## Start
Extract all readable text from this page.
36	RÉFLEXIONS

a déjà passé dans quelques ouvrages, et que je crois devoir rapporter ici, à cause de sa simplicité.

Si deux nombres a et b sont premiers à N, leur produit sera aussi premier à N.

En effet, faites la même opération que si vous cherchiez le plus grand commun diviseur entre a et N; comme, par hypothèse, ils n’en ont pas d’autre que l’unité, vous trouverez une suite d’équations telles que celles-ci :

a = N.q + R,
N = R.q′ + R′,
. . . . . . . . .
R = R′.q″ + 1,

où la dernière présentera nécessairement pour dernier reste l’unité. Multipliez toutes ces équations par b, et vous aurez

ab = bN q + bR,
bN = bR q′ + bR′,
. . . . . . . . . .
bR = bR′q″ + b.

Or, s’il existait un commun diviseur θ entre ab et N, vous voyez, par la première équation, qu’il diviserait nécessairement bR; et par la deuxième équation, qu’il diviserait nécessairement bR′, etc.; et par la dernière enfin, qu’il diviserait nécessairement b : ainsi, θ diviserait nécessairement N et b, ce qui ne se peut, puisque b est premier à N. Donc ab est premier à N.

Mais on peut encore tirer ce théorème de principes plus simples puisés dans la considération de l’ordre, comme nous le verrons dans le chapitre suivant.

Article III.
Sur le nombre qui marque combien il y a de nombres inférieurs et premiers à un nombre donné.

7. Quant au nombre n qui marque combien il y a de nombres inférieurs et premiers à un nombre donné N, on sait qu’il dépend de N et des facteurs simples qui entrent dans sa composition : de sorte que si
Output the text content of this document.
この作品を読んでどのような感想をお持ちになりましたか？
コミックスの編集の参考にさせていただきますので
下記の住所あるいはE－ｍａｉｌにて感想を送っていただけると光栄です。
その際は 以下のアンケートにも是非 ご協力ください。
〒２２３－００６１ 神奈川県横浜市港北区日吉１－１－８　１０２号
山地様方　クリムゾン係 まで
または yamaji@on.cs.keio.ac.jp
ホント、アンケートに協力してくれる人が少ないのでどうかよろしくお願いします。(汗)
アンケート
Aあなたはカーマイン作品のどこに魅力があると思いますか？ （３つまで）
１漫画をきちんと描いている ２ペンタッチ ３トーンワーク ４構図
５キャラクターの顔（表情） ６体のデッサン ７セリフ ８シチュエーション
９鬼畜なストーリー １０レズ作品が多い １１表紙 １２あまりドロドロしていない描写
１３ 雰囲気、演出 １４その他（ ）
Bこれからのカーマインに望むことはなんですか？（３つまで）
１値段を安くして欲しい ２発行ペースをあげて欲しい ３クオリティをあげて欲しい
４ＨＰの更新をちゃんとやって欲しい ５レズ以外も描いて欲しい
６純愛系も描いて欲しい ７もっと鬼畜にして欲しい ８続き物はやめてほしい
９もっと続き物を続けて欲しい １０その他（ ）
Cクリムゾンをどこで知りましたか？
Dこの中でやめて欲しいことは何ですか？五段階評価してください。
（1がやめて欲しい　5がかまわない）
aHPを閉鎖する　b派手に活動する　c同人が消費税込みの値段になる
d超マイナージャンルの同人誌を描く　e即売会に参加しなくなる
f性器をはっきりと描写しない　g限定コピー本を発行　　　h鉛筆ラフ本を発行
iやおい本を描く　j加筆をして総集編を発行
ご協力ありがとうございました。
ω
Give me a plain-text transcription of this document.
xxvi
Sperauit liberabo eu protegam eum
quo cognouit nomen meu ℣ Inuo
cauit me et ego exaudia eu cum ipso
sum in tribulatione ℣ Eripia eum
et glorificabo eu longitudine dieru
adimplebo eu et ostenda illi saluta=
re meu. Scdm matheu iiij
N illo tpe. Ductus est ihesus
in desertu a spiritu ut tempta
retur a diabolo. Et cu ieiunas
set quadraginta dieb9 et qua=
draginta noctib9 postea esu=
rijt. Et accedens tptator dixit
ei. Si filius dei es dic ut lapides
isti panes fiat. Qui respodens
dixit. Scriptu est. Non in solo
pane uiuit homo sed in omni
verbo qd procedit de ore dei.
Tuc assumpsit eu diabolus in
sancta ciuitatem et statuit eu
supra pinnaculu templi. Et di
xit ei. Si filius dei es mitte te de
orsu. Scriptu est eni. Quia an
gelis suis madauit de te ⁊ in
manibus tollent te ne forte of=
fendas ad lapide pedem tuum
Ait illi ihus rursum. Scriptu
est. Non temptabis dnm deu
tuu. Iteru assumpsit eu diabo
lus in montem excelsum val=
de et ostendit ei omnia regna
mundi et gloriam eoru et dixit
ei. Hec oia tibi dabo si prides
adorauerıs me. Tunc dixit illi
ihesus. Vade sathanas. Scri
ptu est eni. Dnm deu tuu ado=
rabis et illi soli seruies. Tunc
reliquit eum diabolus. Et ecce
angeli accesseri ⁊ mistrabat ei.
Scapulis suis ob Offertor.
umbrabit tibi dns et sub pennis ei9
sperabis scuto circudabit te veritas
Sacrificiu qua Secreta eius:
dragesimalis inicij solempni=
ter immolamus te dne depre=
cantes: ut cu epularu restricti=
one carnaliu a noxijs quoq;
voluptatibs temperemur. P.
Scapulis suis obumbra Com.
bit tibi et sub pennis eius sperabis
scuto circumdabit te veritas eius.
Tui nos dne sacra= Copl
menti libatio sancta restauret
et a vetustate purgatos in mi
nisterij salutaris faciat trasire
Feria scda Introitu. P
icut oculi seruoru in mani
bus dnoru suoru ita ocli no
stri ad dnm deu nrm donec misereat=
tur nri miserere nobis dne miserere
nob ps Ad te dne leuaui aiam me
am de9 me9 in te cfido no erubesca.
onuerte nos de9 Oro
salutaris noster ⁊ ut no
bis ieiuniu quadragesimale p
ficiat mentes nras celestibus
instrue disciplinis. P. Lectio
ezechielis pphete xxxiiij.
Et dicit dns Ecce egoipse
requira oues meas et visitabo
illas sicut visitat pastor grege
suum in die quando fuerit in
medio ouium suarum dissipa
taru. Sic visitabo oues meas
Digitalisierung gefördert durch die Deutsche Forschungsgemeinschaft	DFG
## End
• [Goal]
For this exercise, gather every line of the data that contains the word "assumpsit".

• [Solution to this problem]
Tuc assumpsit eu diabolus in
tuu. Iteru assumpsit eu diabo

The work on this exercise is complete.